## SHORT TASK
Copy all the material that follows, keeping every character the same.

## LISTED RECORDS
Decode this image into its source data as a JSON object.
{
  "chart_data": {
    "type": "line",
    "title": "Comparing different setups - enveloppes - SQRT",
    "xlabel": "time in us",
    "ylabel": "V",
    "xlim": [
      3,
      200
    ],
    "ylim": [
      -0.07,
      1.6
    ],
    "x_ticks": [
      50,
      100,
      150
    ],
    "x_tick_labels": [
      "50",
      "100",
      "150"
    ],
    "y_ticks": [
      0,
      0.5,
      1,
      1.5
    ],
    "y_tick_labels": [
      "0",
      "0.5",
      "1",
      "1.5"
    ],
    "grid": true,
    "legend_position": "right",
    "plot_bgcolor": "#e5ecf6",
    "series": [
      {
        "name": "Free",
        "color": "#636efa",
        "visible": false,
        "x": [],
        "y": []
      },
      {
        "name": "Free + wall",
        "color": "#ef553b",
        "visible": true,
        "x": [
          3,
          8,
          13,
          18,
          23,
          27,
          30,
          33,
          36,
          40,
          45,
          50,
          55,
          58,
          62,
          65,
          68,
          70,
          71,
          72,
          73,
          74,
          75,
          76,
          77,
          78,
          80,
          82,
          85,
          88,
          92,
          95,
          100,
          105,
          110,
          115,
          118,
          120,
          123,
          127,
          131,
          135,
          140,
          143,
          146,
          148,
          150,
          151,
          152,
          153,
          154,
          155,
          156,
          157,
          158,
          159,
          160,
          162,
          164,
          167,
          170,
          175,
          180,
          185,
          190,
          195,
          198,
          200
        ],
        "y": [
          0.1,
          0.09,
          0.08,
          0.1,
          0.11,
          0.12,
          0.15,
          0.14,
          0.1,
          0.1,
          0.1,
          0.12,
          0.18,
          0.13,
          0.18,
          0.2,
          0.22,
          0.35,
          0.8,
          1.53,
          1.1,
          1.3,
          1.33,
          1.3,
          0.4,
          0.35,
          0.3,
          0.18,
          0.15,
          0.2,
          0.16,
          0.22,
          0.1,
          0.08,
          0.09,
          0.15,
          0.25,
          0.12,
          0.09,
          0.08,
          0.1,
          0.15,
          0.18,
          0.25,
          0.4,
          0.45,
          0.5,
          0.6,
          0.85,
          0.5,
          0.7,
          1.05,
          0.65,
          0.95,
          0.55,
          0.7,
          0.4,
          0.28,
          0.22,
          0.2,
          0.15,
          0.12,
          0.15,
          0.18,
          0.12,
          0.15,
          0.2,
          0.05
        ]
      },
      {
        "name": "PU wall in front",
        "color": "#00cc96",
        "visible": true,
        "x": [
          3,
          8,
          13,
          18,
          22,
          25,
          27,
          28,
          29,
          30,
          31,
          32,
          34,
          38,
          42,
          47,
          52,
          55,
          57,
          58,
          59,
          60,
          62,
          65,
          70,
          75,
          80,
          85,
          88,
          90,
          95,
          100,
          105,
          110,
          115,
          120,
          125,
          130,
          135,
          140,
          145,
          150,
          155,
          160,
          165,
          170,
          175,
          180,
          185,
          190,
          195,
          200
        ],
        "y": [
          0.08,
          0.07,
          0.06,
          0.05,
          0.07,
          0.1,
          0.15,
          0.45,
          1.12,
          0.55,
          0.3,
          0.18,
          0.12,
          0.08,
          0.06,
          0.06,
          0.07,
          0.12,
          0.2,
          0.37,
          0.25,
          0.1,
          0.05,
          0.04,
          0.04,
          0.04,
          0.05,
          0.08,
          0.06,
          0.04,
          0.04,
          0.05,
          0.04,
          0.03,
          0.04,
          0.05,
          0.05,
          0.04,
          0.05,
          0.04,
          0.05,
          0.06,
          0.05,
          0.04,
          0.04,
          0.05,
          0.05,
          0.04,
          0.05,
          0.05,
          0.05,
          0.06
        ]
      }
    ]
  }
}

## WRITTEN REPLY
Decode this image into its source data as a JSON object.
{
  "chart_data": {
    "type": "line",
    "title": "Comparing different setups - enveloppes - SQRT",
    "xlabel": "time in us",
    "ylabel": "V",
    "xlim": [
      3,
      200
    ],
    "ylim": [
      -0.07,
      1.6
    ],
    "x_ticks": [
      50,
      100,
      150
    ],
    "x_tick_labels": [
      "50",
      "100",
      "150"
    ],
    "y_ticks": [
      0,
      0.5,
      1,
      1.5
    ],
    "y_tick_labels": [
      "0",
      "0.5",
      "1",
      "1.5"
    ],
    "grid": true,
    "legend_position": "right",
    "plot_bgcolor": "#e5ecf6",
    "series": [
      {
        "name": "Free",
        "color": "#636efa",
        "visible": false,
        "x": [],
        "y": []
      },
      {
        "name": "Free + wall",
        "color": "#ef553b",
        "visible": true,
        "x": [
          3,
          8,
          13,
          18,
          23,
          27,
          30,
          33,
          36,
          40,
          45,
          50,
          55,
          58,
          62,
          65,
          68,
          70,
          71,
          72,
          73,
          74,
          75,
          76,
          77,
          78,
          80,
          82,
          85,
          88,
          92,
          95,
          100,
          105,
          110,
          115,
          118,
          120,
          123,
          127,
          131,
          135,
          140,
          143,
          146,
          148,
          150,
          151,
          152,
          153,
          154,
          155,
          156,
          157,
          158,
          159,
          160,
          162,
          164,
          167,
          170,
          175,
          180,
          185,
          190,
          195,
          198,
          200
        ],
        "y": [
          0.1,
          0.09,
          0.08,
          0.1,
          0.11,
          0.12,
          0.15,
          0.14,
          0.1,
          0.1,
          0.1,
          0.12,
          0.18,
          0.13,
          0.18,
          0.2,
          0.22,
          0.35,
          0.8,
          1.53,
          1.1,
          1.3,
          1.33,
          1.3,
          0.4,
          0.35,
          0.3,
          0.18,
          0.15,
          0.2,
          0.16,
          0.22,
          0.1,
          0.08,
          0.09,
          0.15,
          0.25,
          0.12,
          0.09,
          0.08,
          0.1,
          0.15,
          0.18,
          0.25,
          0.4,
          0.45,
          0.5,
          0.6,
          0.85,
          0.5,
          0.7,
          1.05,
          0.65,
          0.95,
          0.55,
          0.7,
          0.4,
          0.28,
          0.22,
          0.2,
          0.15,
          0.12,
          0.15,
          0.18,
          0.12,
          0.15,
          0.2,
          0.05
        ]
      },
      {
        "name": "PU wall in front",
        "color": "#00cc96",
        "visible": true,
        "x": [
          3,
          8,
          13,
          18,
          22,
          25,
          27,
          28,
          29,
          30,
          31,
          32,
          34,
          38,
          42,
          47,
          52,
          55,
          57,
          58,
          59,
          60,
          62,
          65,
          70,
          75,
          80,
          85,
          88,
          90,
          95,
          100,
          105,
          110,
          115,
          120,
          125,
          130,
          135,
          140,
          145,
          150,
          155,
          160,
          165,
          170,
          175,
          180,
          185,
          190,
          195,
          200
        ],
        "y": [
          0.08,
          0.07,
          0.06,
          0.05,
          0.07,
          0.1,
          0.15,
          0.45,
          1.12,
          0.55,
          0.3,
          0.18,
          0.12,
          0.08,
          0.06,
          0.06,
          0.07,
          0.12,
          0.2,
          0.37,
          0.25,
          0.1,
          0.05,
          0.04,
          0.04,
          0.04,
          0.05,
          0.08,
          0.06,
          0.04,
          0.04,
          0.05,
          0.04,
          0.03,
          0.04,
          0.05,
          0.05,
          0.04,
          0.05,
          0.04,
          0.05,
          0.06,
          0.05,
          0.04,
          0.04,
          0.05,
          0.05,
          0.04,
          0.05,
          0.05,
          0.05,
          0.06
        ]
      }
    ]
  }
}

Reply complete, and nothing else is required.